EXERCISE INSTRUCTIONS> Output each entry that follows exactly. Images stay out.

(Records that describe figures)
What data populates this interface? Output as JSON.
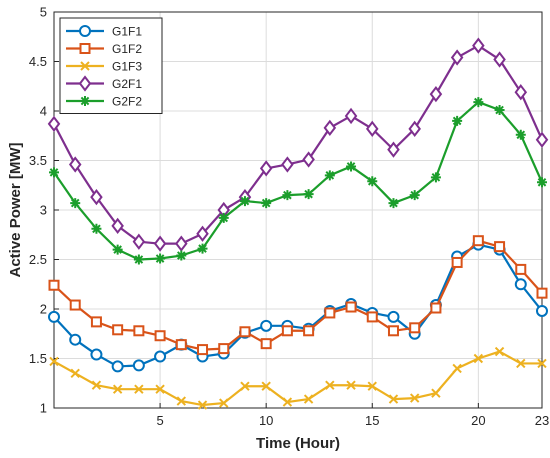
{
  "chart_data": {
    "type": "line",
    "xlabel": "Time (Hour)",
    "ylabel": "Active Power  [MW]",
    "xlim": [
      0,
      23
    ],
    "ylim": [
      1,
      5
    ],
    "xticks": [
      "5",
      "10",
      "15",
      "20",
      "23"
    ],
    "xtick_values": [
      5,
      10,
      15,
      20,
      23
    ],
    "yticks": [
      "1",
      "1.5",
      "2",
      "2.5",
      "3",
      "3.5",
      "4",
      "4.5",
      "5"
    ],
    "ytick_values": [
      1,
      1.5,
      2,
      2.5,
      3,
      3.5,
      4,
      4.5,
      5
    ],
    "grid": true,
    "legend_position": "top-left",
    "x": [
      0,
      1,
      2,
      3,
      4,
      5,
      6,
      7,
      8,
      9,
      10,
      11,
      12,
      13,
      14,
      15,
      16,
      17,
      18,
      19,
      20,
      21,
      22,
      23
    ],
    "series": [
      {
        "name": "G1F1",
        "color": "#0072BD",
        "marker": "circle",
        "values": [
          1.92,
          1.69,
          1.54,
          1.42,
          1.43,
          1.52,
          1.64,
          1.52,
          1.55,
          1.76,
          1.83,
          1.83,
          1.8,
          1.98,
          2.05,
          1.96,
          1.92,
          1.75,
          2.04,
          2.53,
          2.65,
          2.6,
          2.25,
          1.98
        ]
      },
      {
        "name": "G1F2",
        "color": "#D95319",
        "marker": "square",
        "values": [
          2.24,
          2.04,
          1.87,
          1.79,
          1.78,
          1.73,
          1.64,
          1.59,
          1.6,
          1.77,
          1.65,
          1.78,
          1.78,
          1.96,
          2.02,
          1.92,
          1.78,
          1.81,
          2.01,
          2.47,
          2.69,
          2.63,
          2.4,
          2.16
        ]
      },
      {
        "name": "G1F3",
        "color": "#EDB120",
        "marker": "x",
        "values": [
          1.47,
          1.35,
          1.23,
          1.19,
          1.19,
          1.19,
          1.07,
          1.03,
          1.05,
          1.22,
          1.22,
          1.06,
          1.09,
          1.23,
          1.23,
          1.22,
          1.09,
          1.1,
          1.15,
          1.4,
          1.5,
          1.57,
          1.45,
          1.45
        ]
      },
      {
        "name": "G2F1",
        "color": "#7E2F8E",
        "marker": "diamond",
        "values": [
          3.87,
          3.46,
          3.13,
          2.84,
          2.68,
          2.66,
          2.66,
          2.76,
          3.0,
          3.13,
          3.42,
          3.46,
          3.51,
          3.83,
          3.95,
          3.82,
          3.61,
          3.82,
          4.17,
          4.54,
          4.66,
          4.52,
          4.19,
          3.71
        ]
      },
      {
        "name": "G2F2",
        "color": "#1B9E2B",
        "marker": "asterisk",
        "values": [
          3.38,
          3.07,
          2.81,
          2.6,
          2.5,
          2.51,
          2.54,
          2.61,
          2.92,
          3.09,
          3.07,
          3.15,
          3.16,
          3.35,
          3.44,
          3.29,
          3.07,
          3.15,
          3.33,
          3.9,
          4.09,
          4.01,
          3.76,
          3.28
        ]
      }
    ]
  }
}
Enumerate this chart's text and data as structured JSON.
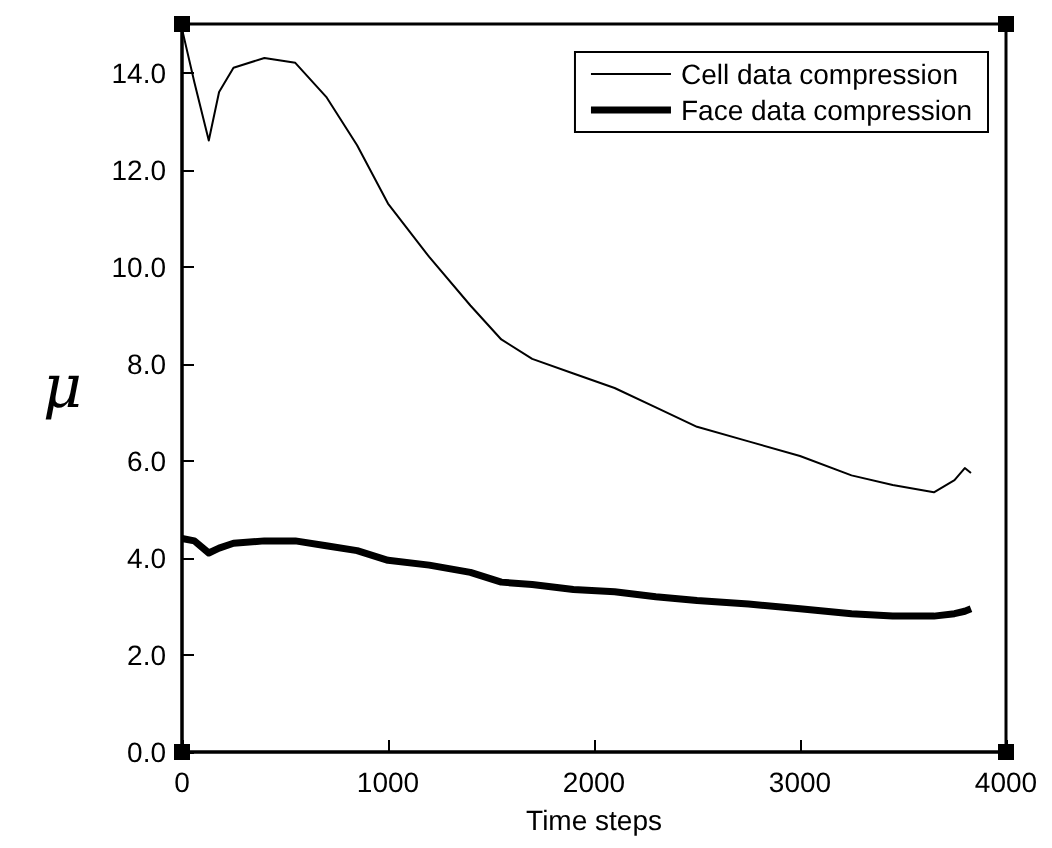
{
  "chart_data": {
    "type": "line",
    "xlabel": "Time steps",
    "ylabel": "μ",
    "xlim": [
      0,
      4000
    ],
    "xticks": [
      0,
      1000,
      2000,
      3000,
      4000
    ],
    "ylim": [
      0,
      15
    ],
    "yticks": [
      {
        "value": 0,
        "label": "0.0"
      },
      {
        "value": 2,
        "label": "2.0"
      },
      {
        "value": 4,
        "label": "4.0"
      },
      {
        "value": 6,
        "label": "6.0"
      },
      {
        "value": 8,
        "label": "8.0"
      },
      {
        "value": 10,
        "label": "10.0"
      },
      {
        "value": 12,
        "label": "12.0"
      },
      {
        "value": 14,
        "label": "14.0"
      }
    ],
    "x": [
      0,
      60,
      130,
      180,
      250,
      400,
      550,
      700,
      850,
      1000,
      1200,
      1400,
      1550,
      1700,
      1900,
      2100,
      2300,
      2500,
      2750,
      3000,
      3250,
      3450,
      3650,
      3750,
      3800,
      3830
    ],
    "series": [
      {
        "name": "Cell data compression",
        "color": "#000000",
        "values": [
          14.9,
          13.8,
          12.6,
          13.6,
          14.1,
          14.3,
          14.2,
          13.5,
          12.5,
          11.3,
          10.2,
          9.2,
          8.5,
          8.1,
          7.8,
          7.5,
          7.1,
          6.7,
          6.4,
          6.1,
          5.7,
          5.5,
          5.35,
          5.6,
          5.85,
          5.75
        ]
      },
      {
        "name": "Face data compression",
        "color": "#000000",
        "values": [
          4.4,
          4.35,
          4.1,
          4.2,
          4.3,
          4.35,
          4.35,
          4.25,
          4.15,
          3.95,
          3.85,
          3.7,
          3.5,
          3.45,
          3.35,
          3.3,
          3.2,
          3.12,
          3.05,
          2.95,
          2.85,
          2.8,
          2.8,
          2.85,
          2.9,
          2.95
        ]
      }
    ],
    "legend": "top right",
    "grid": false,
    "marker": "none",
    "line_style": "solid"
  }
}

EXERCISE SOLUTION>
What data populates this interface? Output as JSON.
{
  "chart_data": {
    "type": "line",
    "xlabel": "Time (Hour)",
    "ylabel": "Active Power  [MW]",
    "xlim": [
      0,
      23
    ],
    "ylim": [
      1,
      5
    ],
    "xticks": [
      "5",
      "10",
      "15",
      "20",
      "23"
    ],
    "xtick_values": [
      5,
      10,
      15,
      20,
      23
    ],
    "yticks": [
      "1",
      "1.5",
      "2",
      "2.5",
      "3",
      "3.5",
      "4",
      "4.5",
      "5"
    ],
    "ytick_values": [
      1,
      1.5,
      2,
      2.5,
      3,
      3.5,
      4,
      4.5,
      5
    ],
    "grid": true,
    "legend_position": "top-left",
    "x": [
      0,
      1,
      2,
      3,
      4,
      5,
      6,
      7,
      8,
      9,
      10,
      11,
      12,
      13,
      14,
      15,
      16,
      17,
      18,
      19,
      20,
      21,
      22,
      23
    ],
    "series": [
      {
        "name": "G1F1",
        "color": "#0072BD",
        "marker": "circle",
        "values": [
          1.92,
          1.69,
          1.54,
          1.42,
          1.43,
          1.52,
          1.64,
          1.52,
          1.55,
          1.76,
          1.83,
          1.83,
          1.8,
          1.98,
          2.05,
          1.96,
          1.92,
          1.75,
          2.04,
          2.53,
          2.65,
          2.6,
          2.25,
          1.98
        ]
      },
      {
        "name": "G1F2",
        "color": "#D95319",
        "marker": "square",
        "values": [
          2.24,
          2.04,
          1.87,
          1.79,
          1.78,
          1.73,
          1.64,
          1.59,
          1.6,
          1.77,
          1.65,
          1.78,
          1.78,
          1.96,
          2.02,
          1.92,
          1.78,
          1.81,
          2.01,
          2.47,
          2.69,
          2.63,
          2.4,
          2.16
        ]
      },
      {
        "name": "G1F3",
        "color": "#EDB120",
        "marker": "x",
        "values": [
          1.47,
          1.35,
          1.23,
          1.19,
          1.19,
          1.19,
          1.07,
          1.03,
          1.05,
          1.22,
          1.22,
          1.06,
          1.09,
          1.23,
          1.23,
          1.22,
          1.09,
          1.1,
          1.15,
          1.4,
          1.5,
          1.57,
          1.45,
          1.45
        ]
      },
      {
        "name": "G2F1",
        "color": "#7E2F8E",
        "marker": "diamond",
        "values": [
          3.87,
          3.46,
          3.13,
          2.84,
          2.68,
          2.66,
          2.66,
          2.76,
          3.0,
          3.13,
          3.42,
          3.46,
          3.51,
          3.83,
          3.95,
          3.82,
          3.61,
          3.82,
          4.17,
          4.54,
          4.66,
          4.52,
          4.19,
          3.71
        ]
      },
      {
        "name": "G2F2",
        "color": "#1B9E2B",
        "marker": "asterisk",
        "values": [
          3.38,
          3.07,
          2.81,
          2.6,
          2.5,
          2.51,
          2.54,
          2.61,
          2.92,
          3.09,
          3.07,
          3.15,
          3.16,
          3.35,
          3.44,
          3.29,
          3.07,
          3.15,
          3.33,
          3.9,
          4.09,
          4.01,
          3.76,
          3.28
        ]
      }
    ]
  }
}
Enumerate this chart's text and data as structured JSON.
{
  "chart_data": {
    "type": "line",
    "xlabel": "Time steps",
    "ylabel": "μ",
    "xlim": [
      0,
      4000
    ],
    "xticks": [
      0,
      1000,
      2000,
      3000,
      4000
    ],
    "ylim": [
      0,
      15
    ],
    "yticks": [
      {
        "value": 0,
        "label": "0.0"
      },
      {
        "value": 2,
        "label": "2.0"
      },
      {
        "value": 4,
        "label": "4.0"
      },
      {
        "value": 6,
        "label": "6.0"
      },
      {
        "value": 8,
        "label": "8.0"
      },
      {
        "value": 10,
        "label": "10.0"
      },
      {
        "value": 12,
        "label": "12.0"
      },
      {
        "value": 14,
        "label": "14.0"
      }
    ],
    "x": [
      0,
      60,
      130,
      180,
      250,
      400,
      550,
      700,
      850,
      1000,
      1200,
      1400,
      1550,
      1700,
      1900,
      2100,
      2300,
      2500,
      2750,
      3000,
      3250,
      3450,
      3650,
      3750,
      3800,
      3830
    ],
    "series": [
      {
        "name": "Cell data compression",
        "color": "#000000",
        "values": [
          14.9,
          13.8,
          12.6,
          13.6,
          14.1,
          14.3,
          14.2,
          13.5,
          12.5,
          11.3,
          10.2,
          9.2,
          8.5,
          8.1,
          7.8,
          7.5,
          7.1,
          6.7,
          6.4,
          6.1,
          5.7,
          5.5,
          5.35,
          5.6,
          5.85,
          5.75
        ]
      },
      {
        "name": "Face data compression",
        "color": "#000000",
        "values": [
          4.4,
          4.35,
          4.1,
          4.2,
          4.3,
          4.35,
          4.35,
          4.25,
          4.15,
          3.95,
          3.85,
          3.7,
          3.5,
          3.45,
          3.35,
          3.3,
          3.2,
          3.12,
          3.05,
          2.95,
          2.85,
          2.8,
          2.8,
          2.85,
          2.9,
          2.95
        ]
      }
    ],
    "legend": "top right",
    "grid": false,
    "marker": "none",
    "line_style": "solid"
  }
}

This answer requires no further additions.